#### Instructions to follow
Format the lines below as a Markdown table with the columns No. and Line, numbering each row and omitting any blank lines.

#### Source records

○ ○ ○ ○ ○

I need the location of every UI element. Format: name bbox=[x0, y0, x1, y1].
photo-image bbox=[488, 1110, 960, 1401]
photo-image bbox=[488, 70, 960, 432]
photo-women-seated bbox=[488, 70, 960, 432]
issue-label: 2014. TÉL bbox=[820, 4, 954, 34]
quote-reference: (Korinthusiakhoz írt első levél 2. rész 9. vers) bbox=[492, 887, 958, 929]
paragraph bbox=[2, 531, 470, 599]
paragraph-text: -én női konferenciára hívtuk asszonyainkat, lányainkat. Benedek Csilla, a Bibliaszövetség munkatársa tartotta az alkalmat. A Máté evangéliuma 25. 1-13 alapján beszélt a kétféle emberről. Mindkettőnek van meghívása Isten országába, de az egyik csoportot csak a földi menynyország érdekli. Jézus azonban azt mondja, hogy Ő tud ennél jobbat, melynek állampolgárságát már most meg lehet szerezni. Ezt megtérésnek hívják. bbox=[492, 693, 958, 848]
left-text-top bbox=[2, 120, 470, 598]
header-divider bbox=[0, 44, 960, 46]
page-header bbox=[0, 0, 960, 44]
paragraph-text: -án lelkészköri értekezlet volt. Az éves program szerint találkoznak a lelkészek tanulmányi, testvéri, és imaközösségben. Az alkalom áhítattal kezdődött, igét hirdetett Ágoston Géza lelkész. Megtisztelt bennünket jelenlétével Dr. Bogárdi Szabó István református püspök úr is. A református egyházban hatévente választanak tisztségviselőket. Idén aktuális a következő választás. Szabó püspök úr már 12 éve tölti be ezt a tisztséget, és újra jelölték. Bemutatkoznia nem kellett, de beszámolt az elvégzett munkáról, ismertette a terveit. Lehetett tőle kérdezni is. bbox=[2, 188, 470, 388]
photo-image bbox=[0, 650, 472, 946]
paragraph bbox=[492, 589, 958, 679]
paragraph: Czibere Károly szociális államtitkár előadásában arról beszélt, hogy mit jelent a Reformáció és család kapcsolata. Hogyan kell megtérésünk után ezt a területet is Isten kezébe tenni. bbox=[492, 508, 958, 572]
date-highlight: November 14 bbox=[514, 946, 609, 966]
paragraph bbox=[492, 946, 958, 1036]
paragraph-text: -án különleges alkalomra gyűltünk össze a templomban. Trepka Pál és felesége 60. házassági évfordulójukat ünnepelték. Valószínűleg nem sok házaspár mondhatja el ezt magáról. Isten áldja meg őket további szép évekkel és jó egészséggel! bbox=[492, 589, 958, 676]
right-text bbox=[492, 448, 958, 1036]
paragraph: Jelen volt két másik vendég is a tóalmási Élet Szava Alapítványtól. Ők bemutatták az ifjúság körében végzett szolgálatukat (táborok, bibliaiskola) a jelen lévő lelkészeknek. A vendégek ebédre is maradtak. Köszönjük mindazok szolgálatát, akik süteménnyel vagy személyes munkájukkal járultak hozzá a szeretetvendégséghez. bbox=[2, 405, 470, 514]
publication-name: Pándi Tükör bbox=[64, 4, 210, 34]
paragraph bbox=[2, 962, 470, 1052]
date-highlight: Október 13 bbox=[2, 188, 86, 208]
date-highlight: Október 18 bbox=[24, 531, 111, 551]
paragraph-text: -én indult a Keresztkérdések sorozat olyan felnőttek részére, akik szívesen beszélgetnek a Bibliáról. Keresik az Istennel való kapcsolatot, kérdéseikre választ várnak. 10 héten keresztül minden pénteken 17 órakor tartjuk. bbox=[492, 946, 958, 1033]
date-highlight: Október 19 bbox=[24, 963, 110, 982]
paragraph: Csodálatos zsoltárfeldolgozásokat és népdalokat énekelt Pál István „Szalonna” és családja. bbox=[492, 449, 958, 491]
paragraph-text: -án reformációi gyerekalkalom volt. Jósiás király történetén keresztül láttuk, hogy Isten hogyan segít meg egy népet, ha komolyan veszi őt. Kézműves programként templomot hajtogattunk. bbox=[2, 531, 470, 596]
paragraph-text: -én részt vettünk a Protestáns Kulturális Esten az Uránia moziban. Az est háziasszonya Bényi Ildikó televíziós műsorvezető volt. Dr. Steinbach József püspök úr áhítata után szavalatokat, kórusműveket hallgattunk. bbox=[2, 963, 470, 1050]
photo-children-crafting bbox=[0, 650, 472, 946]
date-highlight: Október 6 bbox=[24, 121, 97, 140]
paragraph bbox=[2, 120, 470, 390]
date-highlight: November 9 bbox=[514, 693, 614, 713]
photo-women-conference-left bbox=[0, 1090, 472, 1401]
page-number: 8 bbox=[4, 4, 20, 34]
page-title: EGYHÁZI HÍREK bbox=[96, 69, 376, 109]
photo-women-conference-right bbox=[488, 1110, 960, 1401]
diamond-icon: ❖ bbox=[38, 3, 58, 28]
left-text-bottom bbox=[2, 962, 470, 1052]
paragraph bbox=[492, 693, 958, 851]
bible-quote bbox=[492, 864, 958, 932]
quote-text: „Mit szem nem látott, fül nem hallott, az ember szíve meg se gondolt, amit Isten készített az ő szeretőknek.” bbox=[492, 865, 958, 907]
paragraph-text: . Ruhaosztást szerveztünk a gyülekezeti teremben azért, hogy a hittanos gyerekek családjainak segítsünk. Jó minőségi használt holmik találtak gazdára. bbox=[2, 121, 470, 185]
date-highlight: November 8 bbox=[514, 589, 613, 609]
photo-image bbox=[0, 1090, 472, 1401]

○ ○ ○ ○ ○

#### Exercise result
| No. | Line |
|---|---|
| 1 | I need the location of every UI element. Format: name bbox=[x0, y0, x1, y1]. |
| 2 | photo-image bbox=[488, 1110, 960, 1401] |
| 3 | photo-image bbox=[488, 70, 960, 432] |
| 4 | photo-women-seated bbox=[488, 70, 960, 432] |
| 5 | issue-label: 2014. TÉL bbox=[820, 4, 954, 34] |
| 6 | quote-reference: (Korinthusiakhoz írt első levél 2. rész 9. vers) bbox=[492, 887, 958, 929] |
| 7 | paragraph bbox=[2, 531, 470, 599] |
| 8 | paragraph-text: -én női konferenciára hívtuk asszonyainkat, lányainkat. Benedek Csilla, a Bibliaszövetség munkatársa tartotta az alkalmat. A Máté evangéliuma 25. 1-13 alapján beszélt a kétféle emberről. Mindkettőnek van meghívása Isten országába, de az egyik csoportot csak a földi menynyország érdekli. Jézus azonban azt mondja, hogy Ő tud ennél jobbat, melynek állampolgárságát már most meg lehet szerezni. Ezt megtérésnek hívják. bbox=[492, 693, 958, 848] |
| 9 | left-text-top bbox=[2, 120, 470, 598] |
| 10 | header-divider bbox=[0, 44, 960, 46] |
| 11 | page-header bbox=[0, 0, 960, 44] |
| 12 | paragraph-text: -án lelkészköri értekezlet volt. Az éves program szerint találkoznak a lelkészek tanulmányi, testvéri, és imaközösségben. Az alkalom áhítattal kezdődött, igét hirdetett Ágoston Géza lelkész. Megtisztelt bennünket jelenlétével Dr. Bogárdi Szabó István református püspök úr is. A református egyházban hatévente választanak tisztségviselőket. Idén aktuális a következő választás. Szabó püspök úr már 12 éve tölti be ezt a tisztséget, és újra jelölték. Bemutatkoznia nem kellett, de beszámolt az elvégzett munkáról, ismertette a terveit. Lehetett tőle kérdezni is. bbox=[2, 188, 470, 388] |
| 13 | photo-image bbox=[0, 650, 472, 946] |
| 14 | paragraph bbox=[492, 589, 958, 679] |
| 15 | paragraph: Czibere Károly szociális államtitkár előadásában arról beszélt, hogy mit jelent a Reformáció és család kapcsolata. Hogyan kell megtérésünk után ezt a területet is Isten kezébe tenni. bbox=[492, 508, 958, 572] |
| 16 | date-highlight: November 14 bbox=[514, 946, 609, 966] |
| 17 | paragraph bbox=[492, 946, 958, 1036] |
| 18 | paragraph-text: -án különleges alkalomra gyűltünk össze a templomban. Trepka Pál és felesége 60. házassági évfordulójukat ünnepelték. Valószínűleg nem sok házaspár mondhatja el ezt magáról. Isten áldja meg őket további szép évekkel és jó egészséggel! bbox=[492, 589, 958, 676] |
| 19 | right-text bbox=[492, 448, 958, 1036] |
| 20 | paragraph: Jelen volt két másik vendég is a tóalmási Élet Szava Alapítványtól. Ők bemutatták az ifjúság körében végzett szolgálatukat (táborok, bibliaiskola) a jelen lévő lelkészeknek. A vendégek ebédre is maradtak. Köszönjük mindazok szolgálatát, akik süteménnyel vagy személyes munkájukkal járultak hozzá a szeretetvendégséghez. bbox=[2, 405, 470, 514] |
| 21 | publication-name: Pándi Tükör bbox=[64, 4, 210, 34] |
| 22 | paragraph bbox=[2, 962, 470, 1052] |
| 23 | date-highlight: Október 13 bbox=[2, 188, 86, 208] |
| 24 | date-highlight: Október 18 bbox=[24, 531, 111, 551] |
| 25 | paragraph-text: -én indult a Keresztkérdések sorozat olyan felnőttek részére, akik szívesen beszélgetnek a Bibliáról. Keresik az Istennel való kapcsolatot, kérdéseikre választ várnak. 10 héten keresztül minden pénteken 17 órakor tartjuk. bbox=[492, 946, 958, 1033] |
| 26 | date-highlight: Október 19 bbox=[24, 963, 110, 982] |
| 27 | paragraph: Csodálatos zsoltárfeldolgozásokat és népdalokat énekelt Pál István „Szalonna” és családja. bbox=[492, 449, 958, 491] |
| 28 | paragraph-text: -án reformációi gyerekalkalom volt. Jósiás király történetén keresztül láttuk, hogy Isten hogyan segít meg egy népet, ha komolyan veszi őt. Kézműves programként templomot hajtogattunk. bbox=[2, 531, 470, 596] |
| 29 | paragraph-text: -én részt vettünk a Protestáns Kulturális Esten az Uránia moziban. Az est háziasszonya Bényi Ildikó televíziós műsorvezető volt. Dr. Steinbach József püspök úr áhítata után szavalatokat, kórusműveket hallgattunk. bbox=[2, 963, 470, 1050] |
| 30 | photo-children-crafting bbox=[0, 650, 472, 946] |
| 31 | date-highlight: Október 6 bbox=[24, 121, 97, 140] |
| 32 | paragraph bbox=[2, 120, 470, 390] |
| 33 | date-highlight: November 9 bbox=[514, 693, 614, 713] |
| 34 | photo-women-conference-left bbox=[0, 1090, 472, 1401] |
| 35 | page-number: 8 bbox=[4, 4, 20, 34] |
| 36 | page-title: EGYHÁZI HÍREK bbox=[96, 69, 376, 109] |
| 37 | photo-women-conference-right bbox=[488, 1110, 960, 1401] |
| 38 | diamond-icon: ❖ bbox=[38, 3, 58, 28] |
| 39 | left-text-bottom bbox=[2, 962, 470, 1052] |
| 40 | paragraph bbox=[492, 693, 958, 851] |
| 41 | bible-quote bbox=[492, 864, 958, 932] |
| 42 | quote-text: „Mit szem nem látott, fül nem hallott, az ember szíve meg se gondolt, amit Isten készített az ő szeretőknek.” bbox=[492, 865, 958, 907] |
| 43 | paragraph-text: . Ruhaosztást szerveztünk a gyülekezeti teremben azért, hogy a hittanos gyerekek családjainak segítsünk. Jó minőségi használt holmik találtak gazdára. bbox=[2, 121, 470, 185] |
| 44 | date-highlight: November 8 bbox=[514, 589, 613, 609] |
| 45 | photo-image bbox=[0, 1090, 472, 1401] |